What is needed » From the data below, extract word for word the lines starting with the line containing "Patent image size: (797, 528)." and continuing through the line containing "The reflection surface 82a is at (367, 440).".

[Extracted data entries]
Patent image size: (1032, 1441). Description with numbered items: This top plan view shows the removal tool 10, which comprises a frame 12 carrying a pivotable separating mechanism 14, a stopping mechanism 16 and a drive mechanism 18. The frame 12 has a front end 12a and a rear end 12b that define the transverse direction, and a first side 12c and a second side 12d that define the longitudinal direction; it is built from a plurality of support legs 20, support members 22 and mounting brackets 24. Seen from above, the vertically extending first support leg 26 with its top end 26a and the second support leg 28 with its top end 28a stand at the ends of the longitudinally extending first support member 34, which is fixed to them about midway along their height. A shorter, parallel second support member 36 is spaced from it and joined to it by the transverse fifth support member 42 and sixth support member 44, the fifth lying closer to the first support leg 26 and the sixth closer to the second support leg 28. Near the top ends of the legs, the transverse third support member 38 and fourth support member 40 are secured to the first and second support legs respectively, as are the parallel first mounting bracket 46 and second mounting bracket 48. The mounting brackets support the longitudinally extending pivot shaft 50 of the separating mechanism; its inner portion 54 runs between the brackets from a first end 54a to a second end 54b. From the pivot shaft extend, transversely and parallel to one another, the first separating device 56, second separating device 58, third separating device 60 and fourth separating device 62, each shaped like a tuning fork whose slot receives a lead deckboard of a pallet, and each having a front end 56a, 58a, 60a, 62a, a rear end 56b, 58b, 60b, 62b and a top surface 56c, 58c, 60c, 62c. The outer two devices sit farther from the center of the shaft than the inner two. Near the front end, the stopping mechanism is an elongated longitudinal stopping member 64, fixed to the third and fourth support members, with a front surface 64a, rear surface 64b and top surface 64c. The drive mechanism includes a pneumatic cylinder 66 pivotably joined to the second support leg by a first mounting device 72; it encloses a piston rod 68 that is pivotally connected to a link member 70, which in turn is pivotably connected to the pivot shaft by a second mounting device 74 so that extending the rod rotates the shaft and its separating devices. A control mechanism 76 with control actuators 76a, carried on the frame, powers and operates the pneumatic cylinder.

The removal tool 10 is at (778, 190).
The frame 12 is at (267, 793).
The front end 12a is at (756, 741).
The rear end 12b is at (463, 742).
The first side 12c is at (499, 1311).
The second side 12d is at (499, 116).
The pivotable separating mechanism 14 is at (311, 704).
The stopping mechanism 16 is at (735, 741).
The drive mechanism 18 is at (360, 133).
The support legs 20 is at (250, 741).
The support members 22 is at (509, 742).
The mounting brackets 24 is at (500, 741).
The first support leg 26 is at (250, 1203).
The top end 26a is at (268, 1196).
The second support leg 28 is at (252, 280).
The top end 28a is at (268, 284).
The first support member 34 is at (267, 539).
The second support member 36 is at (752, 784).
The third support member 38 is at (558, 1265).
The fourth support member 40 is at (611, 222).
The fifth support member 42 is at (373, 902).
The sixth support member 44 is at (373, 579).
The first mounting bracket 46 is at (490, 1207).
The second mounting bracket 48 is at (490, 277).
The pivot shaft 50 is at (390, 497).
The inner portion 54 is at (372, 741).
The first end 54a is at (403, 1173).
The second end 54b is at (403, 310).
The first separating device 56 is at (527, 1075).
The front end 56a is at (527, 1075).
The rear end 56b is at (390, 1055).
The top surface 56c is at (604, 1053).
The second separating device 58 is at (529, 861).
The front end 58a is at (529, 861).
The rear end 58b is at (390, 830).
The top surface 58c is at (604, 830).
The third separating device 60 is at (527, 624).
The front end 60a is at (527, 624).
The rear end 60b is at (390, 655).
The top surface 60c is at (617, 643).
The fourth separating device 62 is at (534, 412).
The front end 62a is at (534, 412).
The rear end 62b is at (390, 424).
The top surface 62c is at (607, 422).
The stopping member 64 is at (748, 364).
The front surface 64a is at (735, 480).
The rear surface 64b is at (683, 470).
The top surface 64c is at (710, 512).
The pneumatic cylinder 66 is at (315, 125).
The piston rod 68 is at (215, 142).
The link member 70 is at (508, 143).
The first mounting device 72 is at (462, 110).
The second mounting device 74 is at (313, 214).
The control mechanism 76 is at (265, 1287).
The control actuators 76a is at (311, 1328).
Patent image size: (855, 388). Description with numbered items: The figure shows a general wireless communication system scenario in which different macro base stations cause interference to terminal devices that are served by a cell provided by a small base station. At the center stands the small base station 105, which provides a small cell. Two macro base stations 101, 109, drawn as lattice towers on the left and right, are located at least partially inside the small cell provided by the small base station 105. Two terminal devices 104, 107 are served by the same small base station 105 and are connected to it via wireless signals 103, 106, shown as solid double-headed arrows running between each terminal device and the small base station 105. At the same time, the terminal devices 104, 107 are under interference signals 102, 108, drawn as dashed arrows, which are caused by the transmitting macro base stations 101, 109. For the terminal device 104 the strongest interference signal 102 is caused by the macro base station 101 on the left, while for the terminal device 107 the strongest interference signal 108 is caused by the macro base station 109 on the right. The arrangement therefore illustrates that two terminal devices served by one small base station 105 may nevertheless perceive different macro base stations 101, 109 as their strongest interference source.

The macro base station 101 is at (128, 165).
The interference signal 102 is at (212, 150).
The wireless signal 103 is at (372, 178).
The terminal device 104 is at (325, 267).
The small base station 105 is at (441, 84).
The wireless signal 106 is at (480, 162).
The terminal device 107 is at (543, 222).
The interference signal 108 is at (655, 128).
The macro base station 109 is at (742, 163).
---
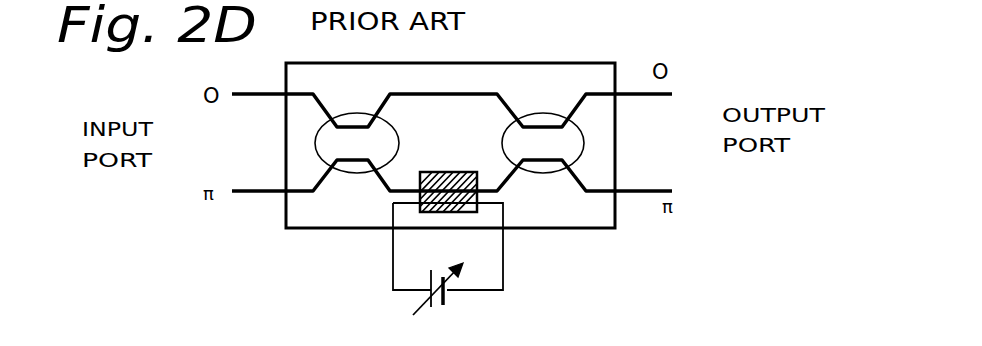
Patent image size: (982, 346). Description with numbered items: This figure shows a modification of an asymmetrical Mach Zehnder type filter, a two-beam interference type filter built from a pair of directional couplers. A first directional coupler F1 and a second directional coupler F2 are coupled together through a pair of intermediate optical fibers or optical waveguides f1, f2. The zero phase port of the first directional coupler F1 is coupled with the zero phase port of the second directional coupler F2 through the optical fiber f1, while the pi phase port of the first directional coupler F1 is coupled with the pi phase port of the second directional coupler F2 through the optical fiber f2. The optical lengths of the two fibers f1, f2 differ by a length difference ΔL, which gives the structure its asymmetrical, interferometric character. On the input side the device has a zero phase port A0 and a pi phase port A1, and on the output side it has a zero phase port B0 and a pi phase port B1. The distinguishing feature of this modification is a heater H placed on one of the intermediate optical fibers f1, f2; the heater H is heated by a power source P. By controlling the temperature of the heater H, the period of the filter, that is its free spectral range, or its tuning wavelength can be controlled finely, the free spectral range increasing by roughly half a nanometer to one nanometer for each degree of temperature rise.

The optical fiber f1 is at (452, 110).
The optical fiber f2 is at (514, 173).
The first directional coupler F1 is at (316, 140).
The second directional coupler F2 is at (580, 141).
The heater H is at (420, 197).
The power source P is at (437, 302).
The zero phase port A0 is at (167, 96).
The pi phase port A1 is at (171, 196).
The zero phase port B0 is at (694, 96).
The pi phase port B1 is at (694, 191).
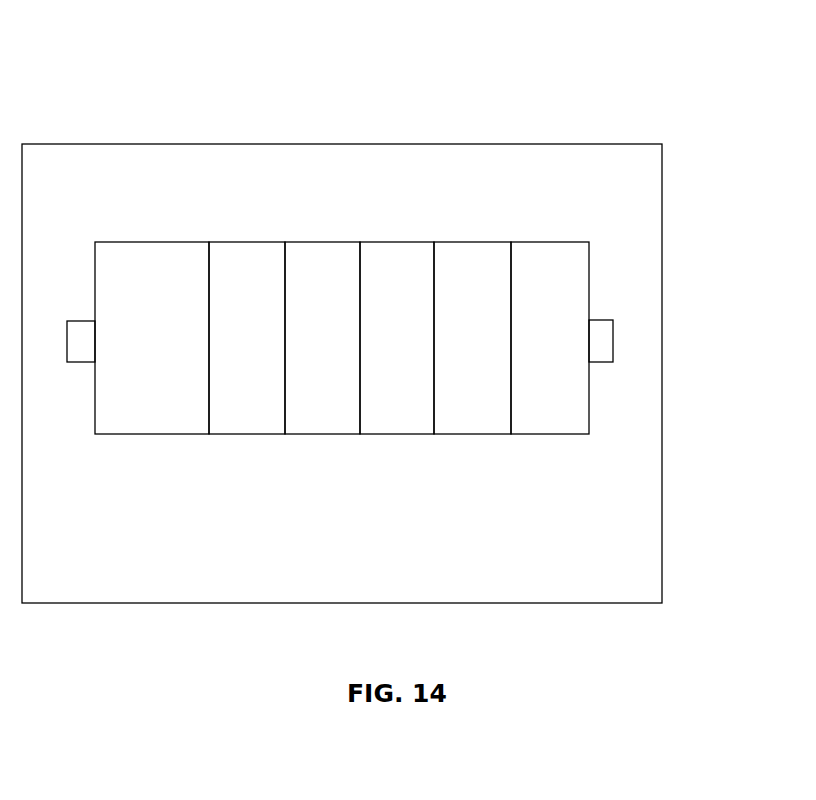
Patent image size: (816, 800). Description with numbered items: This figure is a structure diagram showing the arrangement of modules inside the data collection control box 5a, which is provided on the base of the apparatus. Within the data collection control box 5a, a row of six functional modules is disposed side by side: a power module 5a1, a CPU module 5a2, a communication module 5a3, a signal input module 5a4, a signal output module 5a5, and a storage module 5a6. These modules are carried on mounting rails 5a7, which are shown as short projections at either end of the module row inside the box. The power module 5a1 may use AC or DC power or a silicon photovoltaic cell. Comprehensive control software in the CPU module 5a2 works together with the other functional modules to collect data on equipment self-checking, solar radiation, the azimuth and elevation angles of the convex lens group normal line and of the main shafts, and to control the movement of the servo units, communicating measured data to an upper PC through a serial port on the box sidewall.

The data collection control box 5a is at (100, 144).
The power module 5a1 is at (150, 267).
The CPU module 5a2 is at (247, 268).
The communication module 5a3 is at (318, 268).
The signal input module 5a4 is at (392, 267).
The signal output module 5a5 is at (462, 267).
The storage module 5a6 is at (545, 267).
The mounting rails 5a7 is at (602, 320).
...
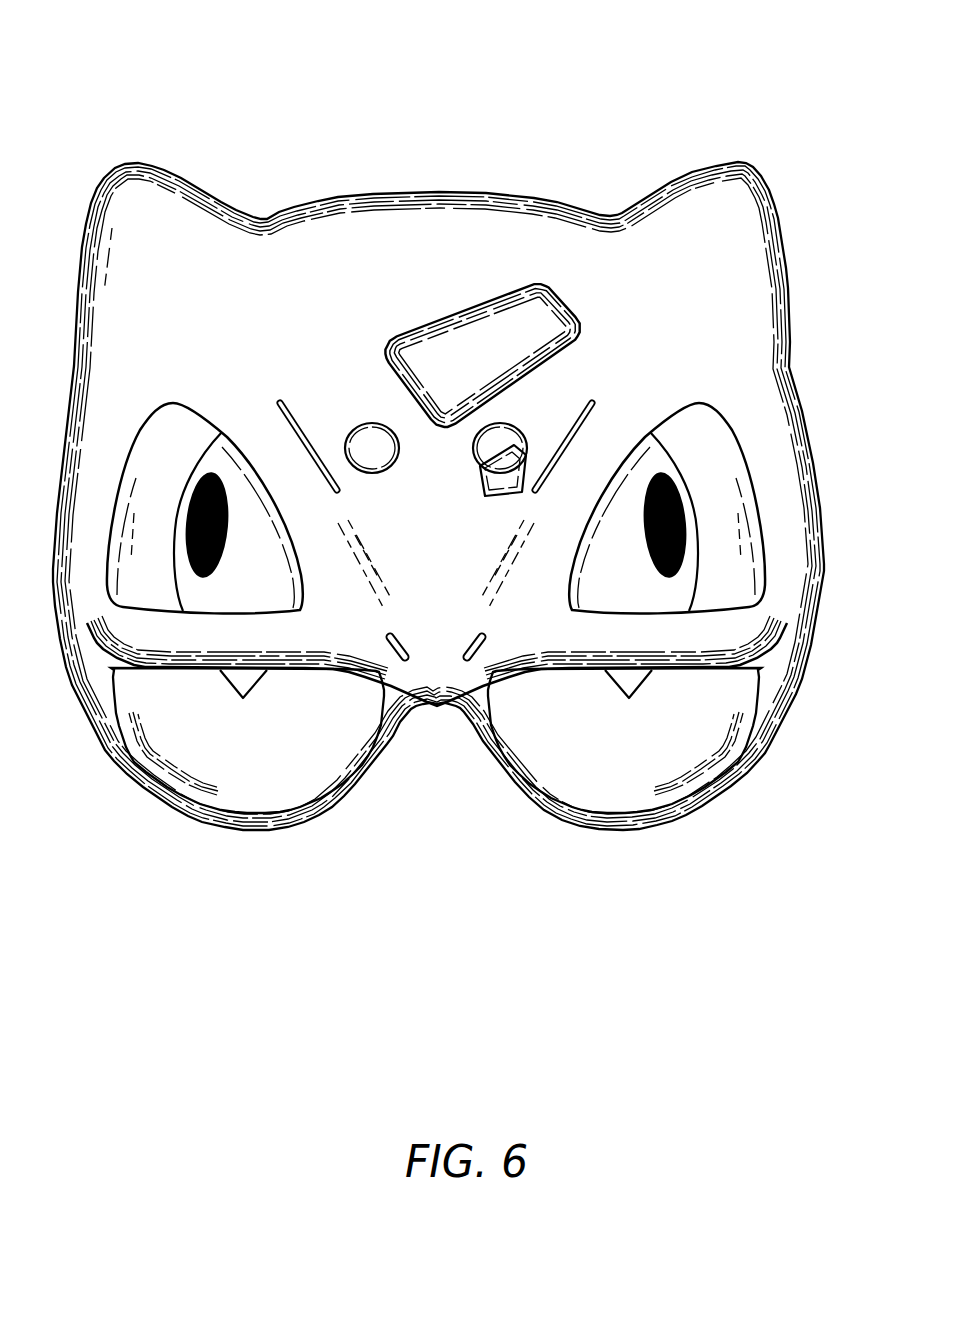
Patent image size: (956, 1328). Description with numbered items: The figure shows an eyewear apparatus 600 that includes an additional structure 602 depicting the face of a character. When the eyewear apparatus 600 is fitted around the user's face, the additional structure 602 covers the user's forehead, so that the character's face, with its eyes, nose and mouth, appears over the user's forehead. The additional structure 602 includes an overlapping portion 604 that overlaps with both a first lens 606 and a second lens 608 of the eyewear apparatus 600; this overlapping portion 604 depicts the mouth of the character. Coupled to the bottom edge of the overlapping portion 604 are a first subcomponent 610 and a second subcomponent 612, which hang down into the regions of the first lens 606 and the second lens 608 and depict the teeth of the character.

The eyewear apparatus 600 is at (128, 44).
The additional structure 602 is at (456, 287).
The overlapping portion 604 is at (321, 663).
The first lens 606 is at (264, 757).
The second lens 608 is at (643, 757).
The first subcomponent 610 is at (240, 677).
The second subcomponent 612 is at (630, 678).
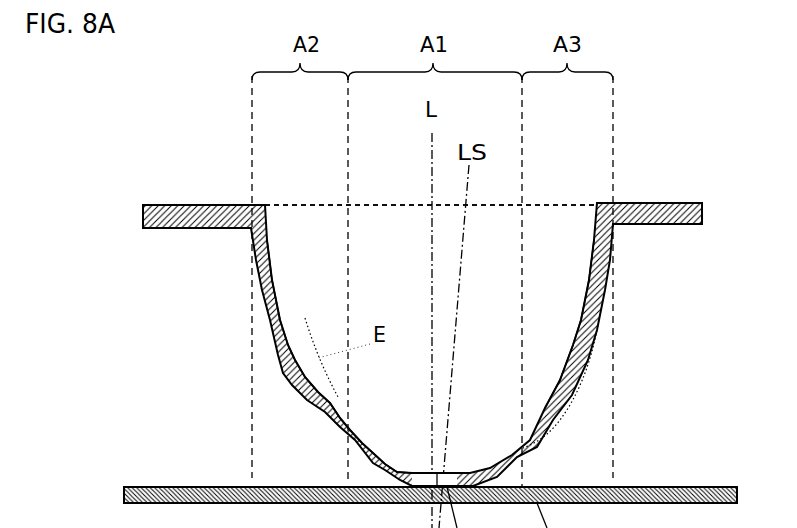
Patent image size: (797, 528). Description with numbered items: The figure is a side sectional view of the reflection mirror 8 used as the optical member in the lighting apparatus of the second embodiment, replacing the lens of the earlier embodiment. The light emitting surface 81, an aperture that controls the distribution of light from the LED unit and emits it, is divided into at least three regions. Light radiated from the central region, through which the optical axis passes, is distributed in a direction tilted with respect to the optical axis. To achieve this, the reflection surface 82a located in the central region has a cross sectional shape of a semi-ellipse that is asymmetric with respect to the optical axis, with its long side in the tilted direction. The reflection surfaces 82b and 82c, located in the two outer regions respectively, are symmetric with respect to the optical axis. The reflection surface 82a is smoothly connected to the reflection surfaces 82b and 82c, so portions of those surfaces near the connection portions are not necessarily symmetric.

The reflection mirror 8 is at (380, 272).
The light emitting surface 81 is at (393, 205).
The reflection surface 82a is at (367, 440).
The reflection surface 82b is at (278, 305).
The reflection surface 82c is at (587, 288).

Exercise output »
Patent image size: (797, 528). Description with numbered items: The figure is a side sectional view of the reflection mirror 8 used as the optical member in the lighting apparatus of the second embodiment, replacing the lens of the earlier embodiment. The light emitting surface 81, an aperture that controls the distribution of light from the LED unit and emits it, is divided into at least three regions. Light radiated from the central region, through which the optical axis passes, is distributed in a direction tilted with respect to the optical axis. To achieve this, the reflection surface 82a located in the central region has a cross sectional shape of a semi-ellipse that is asymmetric with respect to the optical axis, with its long side in the tilted direction. The reflection surfaces 82b and 82c, located in the two outer regions respectively, are symmetric with respect to the optical axis. The reflection surface 82a is smoothly connected to the reflection surfaces 82b and 82c, so portions of those surfaces near the connection portions are not necessarily symmetric.

The reflection mirror 8 is at (380, 272).
The light emitting surface 81 is at (393, 205).
The reflection surface 82a is at (367, 440).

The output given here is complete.